====== Entries
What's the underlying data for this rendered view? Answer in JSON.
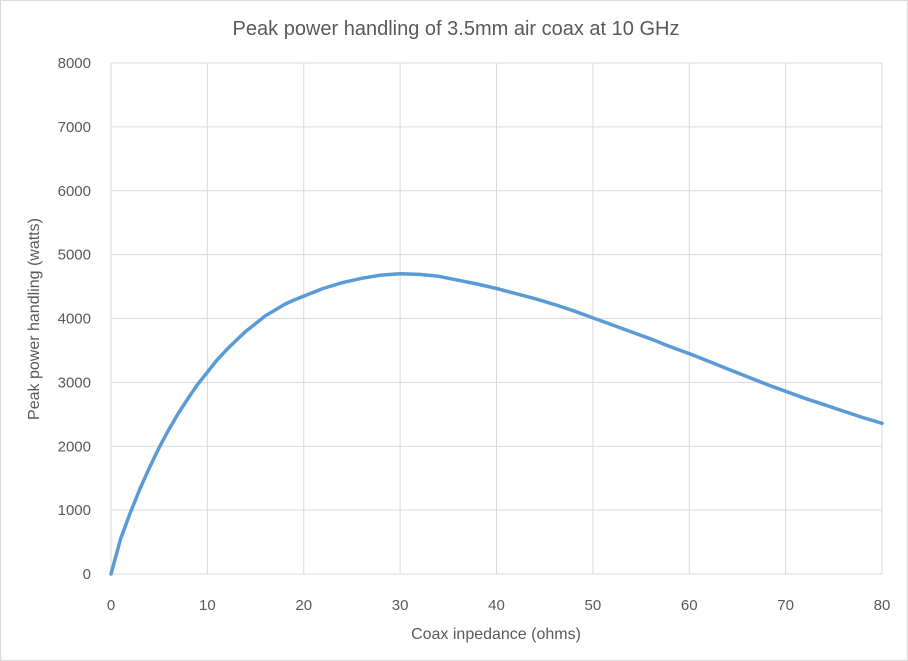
{
  "chart_data": {
    "type": "line",
    "title": "Peak power handling of 3.5mm air coax at 10 GHz",
    "xlabel": "Coax inpedance (ohms)",
    "ylabel": "Peak power handling (watts)",
    "xlim": [
      0,
      80
    ],
    "ylim": [
      0,
      8000
    ],
    "xticks": [
      0,
      10,
      20,
      30,
      40,
      50,
      60,
      70,
      80
    ],
    "yticks": [
      0,
      1000,
      2000,
      3000,
      4000,
      5000,
      6000,
      7000,
      8000
    ],
    "xtick_labels": [
      "0",
      "10",
      "20",
      "30",
      "40",
      "50",
      "60",
      "70",
      "80"
    ],
    "ytick_labels": [
      "0",
      "1000",
      "2000",
      "3000",
      "4000",
      "5000",
      "6000",
      "7000",
      "8000"
    ],
    "grid": true,
    "legend": "none",
    "series": [
      {
        "color": "#5b9bd5",
        "x": [
          0,
          1,
          2,
          3,
          4,
          5,
          6,
          7,
          8,
          9,
          10,
          11,
          12,
          13,
          14,
          15,
          16,
          17,
          18,
          19,
          20,
          22,
          24,
          26,
          28,
          30,
          32,
          34,
          36,
          38,
          40,
          42,
          44,
          46,
          48,
          50,
          52,
          54,
          56,
          58,
          60,
          62,
          64,
          66,
          68,
          70,
          72,
          74,
          76,
          78,
          80
        ],
        "y": [
          0,
          550,
          960,
          1330,
          1670,
          1980,
          2260,
          2520,
          2750,
          2970,
          3160,
          3350,
          3510,
          3660,
          3800,
          3920,
          4040,
          4130,
          4220,
          4290,
          4350,
          4470,
          4560,
          4630,
          4680,
          4700,
          4690,
          4660,
          4600,
          4540,
          4470,
          4390,
          4310,
          4220,
          4120,
          4010,
          3900,
          3790,
          3680,
          3560,
          3450,
          3330,
          3210,
          3090,
          2970,
          2860,
          2750,
          2650,
          2550,
          2450,
          2360
        ]
      }
    ]
  }
}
============
## Your objective:
Pick out and copy every line that contains the word "handling".

## Result for this exercise:
    "title": "Peak power handling of 3.5mm air coax at 10 GHz",
    "ylabel": "Peak power handling (watts)",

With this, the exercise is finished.